STATED PROBLEM =>
Omit any picture, and return the remaining data exactly as written.

AVAILABLE RECORDS =>
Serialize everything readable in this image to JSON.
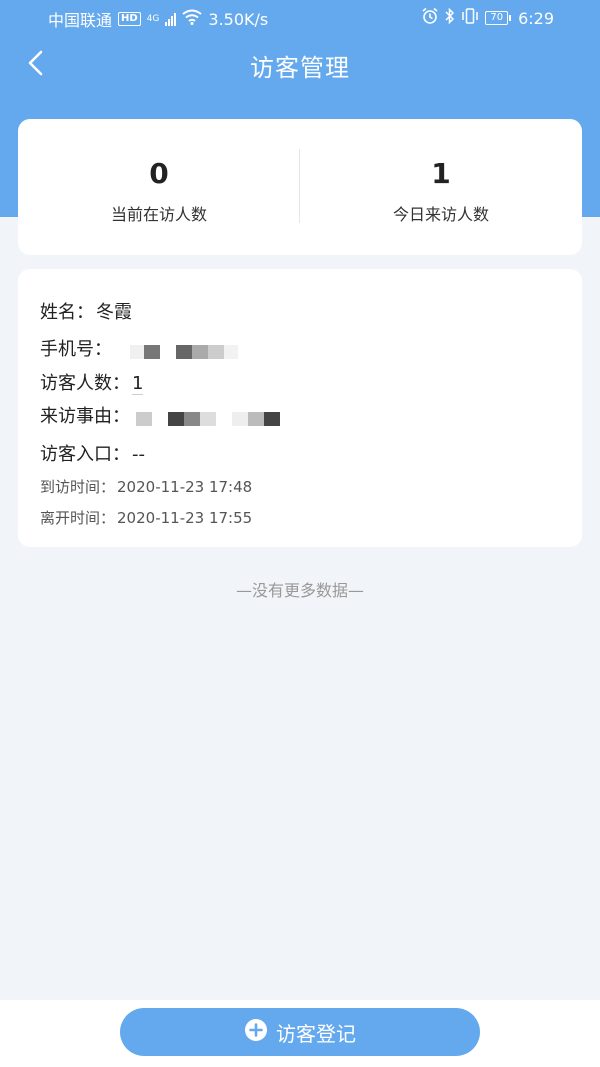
{
  "status_bar": {
    "carrier": "中国联通",
    "hd": "HD",
    "network": "4G",
    "speed": "3.50K/s",
    "battery": "70",
    "time": "6:29"
  },
  "nav": {
    "back_icon": "chevron-left-icon",
    "title": "访客管理"
  },
  "stats": [
    {
      "value": "0",
      "label": "当前在访人数"
    },
    {
      "value": "1",
      "label": "今日来访人数"
    }
  ],
  "visitor": {
    "name_label": "姓名：",
    "name": "冬霞",
    "phone_label": "手机号：",
    "count_label": "访客人数：",
    "count": "1",
    "reason_label": "来访事由：",
    "entrance_label": "访客入口：",
    "entrance": "--",
    "arrive_label": "到访时间：",
    "arrive_time": "2020-11-23 17:48",
    "leave_label": "离开时间：",
    "leave_time": "2020-11-23 17:55"
  },
  "list_end_text": "—没有更多数据—",
  "register_button": {
    "icon": "plus-circle-icon",
    "label": "访客登记"
  },
  "colors": {
    "accent": "#64a9ee",
    "background": "#f1f4f8"
  }
}
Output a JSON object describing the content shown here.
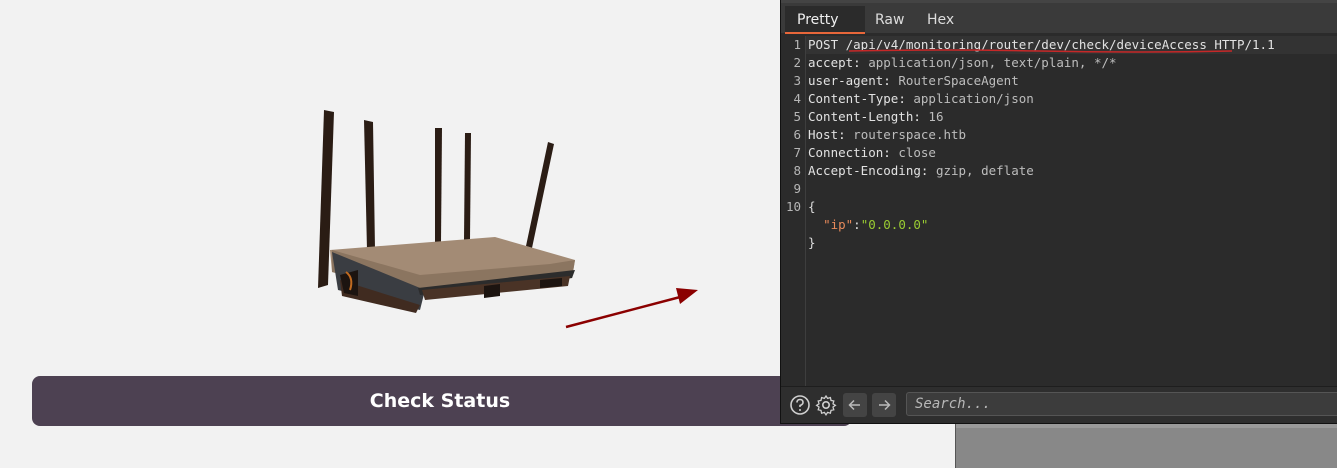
{
  "check_button": {
    "label": "Check Status"
  },
  "tabs": [
    {
      "label": "Pretty",
      "active": true
    },
    {
      "label": "Raw",
      "active": false
    },
    {
      "label": "Hex",
      "active": false
    }
  ],
  "request": {
    "line_numbers": [
      "1",
      "2",
      "3",
      "4",
      "5",
      "6",
      "7",
      "8",
      "9",
      "10"
    ],
    "request_line": "POST /api/v4/monitoring/router/dev/check/deviceAccess HTTP/1.1",
    "headers": [
      {
        "name": "accept",
        "value": "application/json, text/plain, */*"
      },
      {
        "name": "user-agent",
        "value": "RouterSpaceAgent"
      },
      {
        "name": "Content-Type",
        "value": "application/json"
      },
      {
        "name": "Content-Length",
        "value": "16"
      },
      {
        "name": "Host",
        "value": "routerspace.htb"
      },
      {
        "name": "Connection",
        "value": "close"
      },
      {
        "name": "Accept-Encoding",
        "value": "gzip, deflate"
      }
    ],
    "body_open": "{",
    "body_key": "\"ip\"",
    "body_sep": ":",
    "body_value": "\"0.0.0.0\"",
    "body_close": "}"
  },
  "statusbar": {
    "help_icon": "question-circle-icon",
    "settings_icon": "gear-icon",
    "back_icon": "arrow-left-icon",
    "forward_icon": "arrow-right-icon",
    "search_placeholder": "Search..."
  },
  "colors": {
    "button_bg": "#4d4152",
    "panel_bg": "#2b2b2b",
    "tab_accent": "#e8673a",
    "arrow": "#8b0000",
    "json_key": "#e88a5a",
    "json_value": "#9acd32"
  }
}
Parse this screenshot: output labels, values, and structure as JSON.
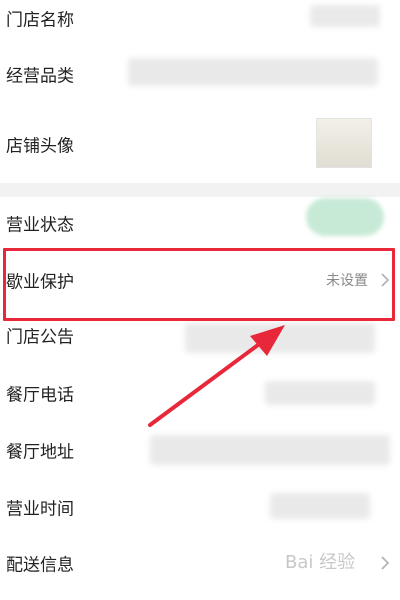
{
  "rows": {
    "store_name": {
      "label": "门店名称"
    },
    "category": {
      "label": "经营品类"
    },
    "avatar": {
      "label": "店铺头像"
    },
    "status": {
      "label": "营业状态"
    },
    "protection": {
      "label": "歇业保护",
      "value": "未设置"
    },
    "notice": {
      "label": "门店公告"
    },
    "phone": {
      "label": "餐厅电话"
    },
    "address": {
      "label": "餐厅地址"
    },
    "hours": {
      "label": "营业时间"
    },
    "delivery": {
      "label": "配送信息"
    }
  },
  "annotation": {
    "highlight_color": "#e8283a",
    "arrow_color": "#e8283a"
  },
  "watermark": {
    "text": "Bai 经验"
  },
  "icons": {
    "chevron": "chevron-right-icon",
    "arrow": "red-annotation-arrow-icon"
  }
}
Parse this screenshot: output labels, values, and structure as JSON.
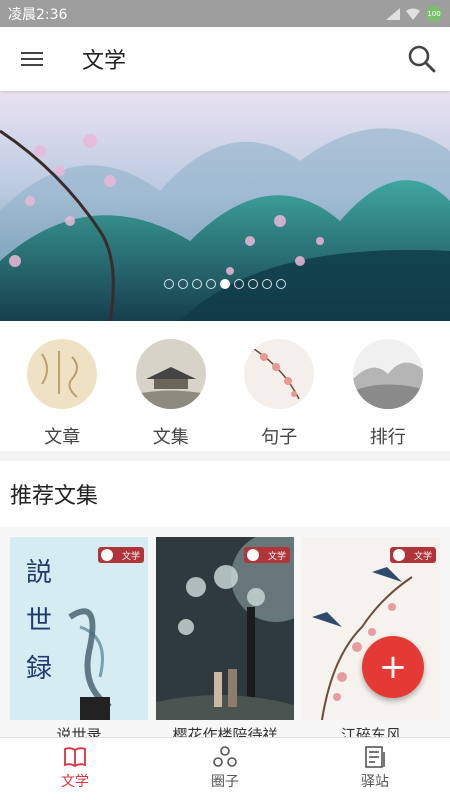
{
  "status_bar": {
    "time": "凌晨2:36",
    "battery": "100"
  },
  "app_bar": {
    "title": "文学",
    "menu_icon": "hamburger-menu-icon",
    "search_icon": "search-icon"
  },
  "banner": {
    "slide_count": 9,
    "active_index": 4
  },
  "categories": [
    {
      "label": "文章"
    },
    {
      "label": "文集"
    },
    {
      "label": "句子"
    },
    {
      "label": "排行"
    }
  ],
  "section": {
    "title": "推荐文集"
  },
  "books": [
    {
      "cover_text": "説世録",
      "title": "说世录",
      "badge": "文学"
    },
    {
      "cover_text": "",
      "title": "樱花作楼陪待祥",
      "badge": "文学"
    },
    {
      "cover_text": "",
      "title": "江碎东风",
      "badge": "文学"
    }
  ],
  "fab": {
    "label": "+"
  },
  "bottom_nav": [
    {
      "label": "文学",
      "icon": "book-icon",
      "active": true
    },
    {
      "label": "圈子",
      "icon": "circles-icon",
      "active": false
    },
    {
      "label": "驿站",
      "icon": "newspaper-icon",
      "active": false
    }
  ],
  "colors": {
    "accent": "#d9333f",
    "fab": "#e53935"
  }
}
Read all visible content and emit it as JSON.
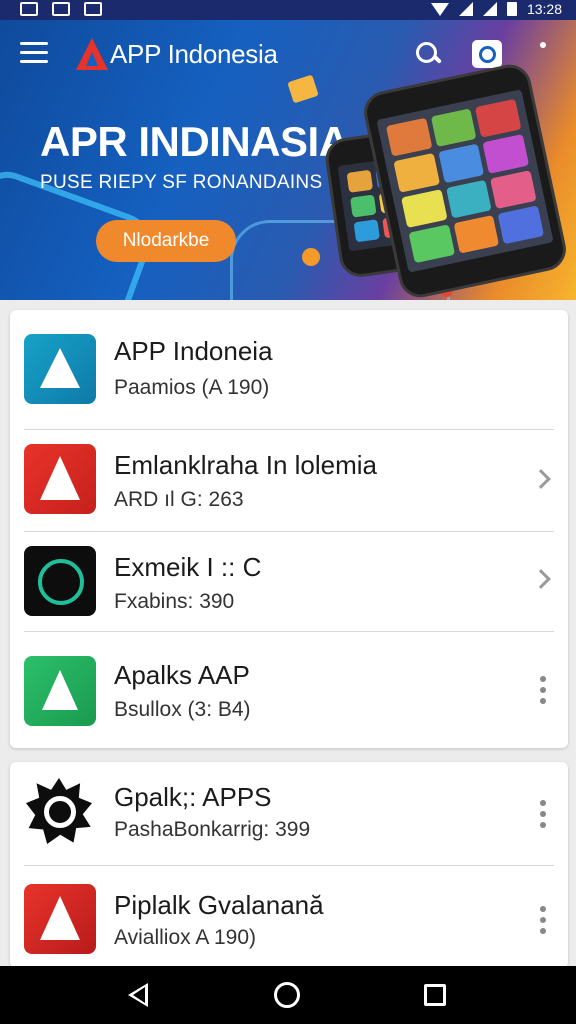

EXERCISE SOLUTION =>
Serialize everything readable in this image to JSON.
{
  "status_bar": {
    "carrier": "中国联通",
    "hd": "HD",
    "network": "4G",
    "speed": "3.50K/s",
    "battery": "70",
    "time": "6:29"
  },
  "nav": {
    "back_icon": "chevron-left-icon",
    "title": "访客管理"
  },
  "stats": [
    {
      "value": "0",
      "label": "当前在访人数"
    },
    {
      "value": "1",
      "label": "今日来访人数"
    }
  ],
  "visitor": {
    "name_label": "姓名：",
    "name": "冬霞",
    "phone_label": "手机号：",
    "count_label": "访客人数：",
    "count": "1",
    "reason_label": "来访事由：",
    "entrance_label": "访客入口：",
    "entrance": "--",
    "arrive_label": "到访时间：",
    "arrive_time": "2020-11-23 17:48",
    "leave_label": "离开时间：",
    "leave_time": "2020-11-23 17:55"
  },
  "list_end_text": "—没有更多数据—",
  "register_button": {
    "icon": "plus-circle-icon",
    "label": "访客登记"
  },
  "colors": {
    "accent": "#64a9ee",
    "background": "#f1f4f8"
  }
}
Output a JSON object describing the content shown here.
{
  "check_button": {
    "label": "Check Status"
  },
  "tabs": [
    {
      "label": "Pretty",
      "active": true
    },
    {
      "label": "Raw",
      "active": false
    },
    {
      "label": "Hex",
      "active": false
    }
  ],
  "request": {
    "line_numbers": [
      "1",
      "2",
      "3",
      "4",
      "5",
      "6",
      "7",
      "8",
      "9",
      "10"
    ],
    "request_line": "POST /api/v4/monitoring/router/dev/check/deviceAccess HTTP/1.1",
    "headers": [
      {
        "name": "accept",
        "value": "application/json, text/plain, */*"
      },
      {
        "name": "user-agent",
        "value": "RouterSpaceAgent"
      },
      {
        "name": "Content-Type",
        "value": "application/json"
      },
      {
        "name": "Content-Length",
        "value": "16"
      },
      {
        "name": "Host",
        "value": "routerspace.htb"
      },
      {
        "name": "Connection",
        "value": "close"
      },
      {
        "name": "Accept-Encoding",
        "value": "gzip, deflate"
      }
    ],
    "body_open": "{",
    "body_key": "\"ip\"",
    "body_sep": ":",
    "body_value": "\"0.0.0.0\"",
    "body_close": "}"
  },
  "statusbar": {
    "help_icon": "question-circle-icon",
    "settings_icon": "gear-icon",
    "back_icon": "arrow-left-icon",
    "forward_icon": "arrow-right-icon",
    "search_placeholder": "Search..."
  },
  "colors": {
    "button_bg": "#4d4152",
    "panel_bg": "#2b2b2b",
    "tab_accent": "#e8673a",
    "arrow": "#8b0000",
    "json_key": "#e88a5a",
    "json_value": "#9acd32"
  }
}
Parse this screenshot: output labels, values, and structure as JSON.
{
  "rows": {
    "store_name": {
      "label": "门店名称"
    },
    "category": {
      "label": "经营品类"
    },
    "avatar": {
      "label": "店铺头像"
    },
    "status": {
      "label": "营业状态"
    },
    "protection": {
      "label": "歇业保护",
      "value": "未设置"
    },
    "notice": {
      "label": "门店公告"
    },
    "phone": {
      "label": "餐厅电话"
    },
    "address": {
      "label": "餐厅地址"
    },
    "hours": {
      "label": "营业时间"
    },
    "delivery": {
      "label": "配送信息"
    }
  },
  "annotation": {
    "highlight_color": "#e8283a",
    "arrow_color": "#e8283a"
  },
  "watermark": {
    "text": "Bai 经验"
  },
  "icons": {
    "chevron": "chevron-right-icon",
    "arrow": "red-annotation-arrow-icon"
  }
}
Parse this screenshot: output labels, values, and structure as JSON.
{
  "status_bar": {
    "time": "凌晨2:36",
    "battery": "100"
  },
  "app_bar": {
    "title": "文学",
    "menu_icon": "hamburger-menu-icon",
    "search_icon": "search-icon"
  },
  "banner": {
    "slide_count": 9,
    "active_index": 4
  },
  "categories": [
    {
      "label": "文章"
    },
    {
      "label": "文集"
    },
    {
      "label": "句子"
    },
    {
      "label": "排行"
    }
  ],
  "section": {
    "title": "推荐文集"
  },
  "books": [
    {
      "cover_text": "説世録",
      "title": "说世录",
      "badge": "文学"
    },
    {
      "cover_text": "",
      "title": "樱花作楼陪待祥",
      "badge": "文学"
    },
    {
      "cover_text": "",
      "title": "江碎东风",
      "badge": "文学"
    }
  ],
  "fab": {
    "label": "+"
  },
  "bottom_nav": [
    {
      "label": "文学",
      "icon": "book-icon",
      "active": true
    },
    {
      "label": "圈子",
      "icon": "circles-icon",
      "active": false
    },
    {
      "label": "驿站",
      "icon": "newspaper-icon",
      "active": false
    }
  ],
  "colors": {
    "accent": "#d9333f",
    "fab": "#e53935"
  }
}
Read all visible content and emit it as JSON.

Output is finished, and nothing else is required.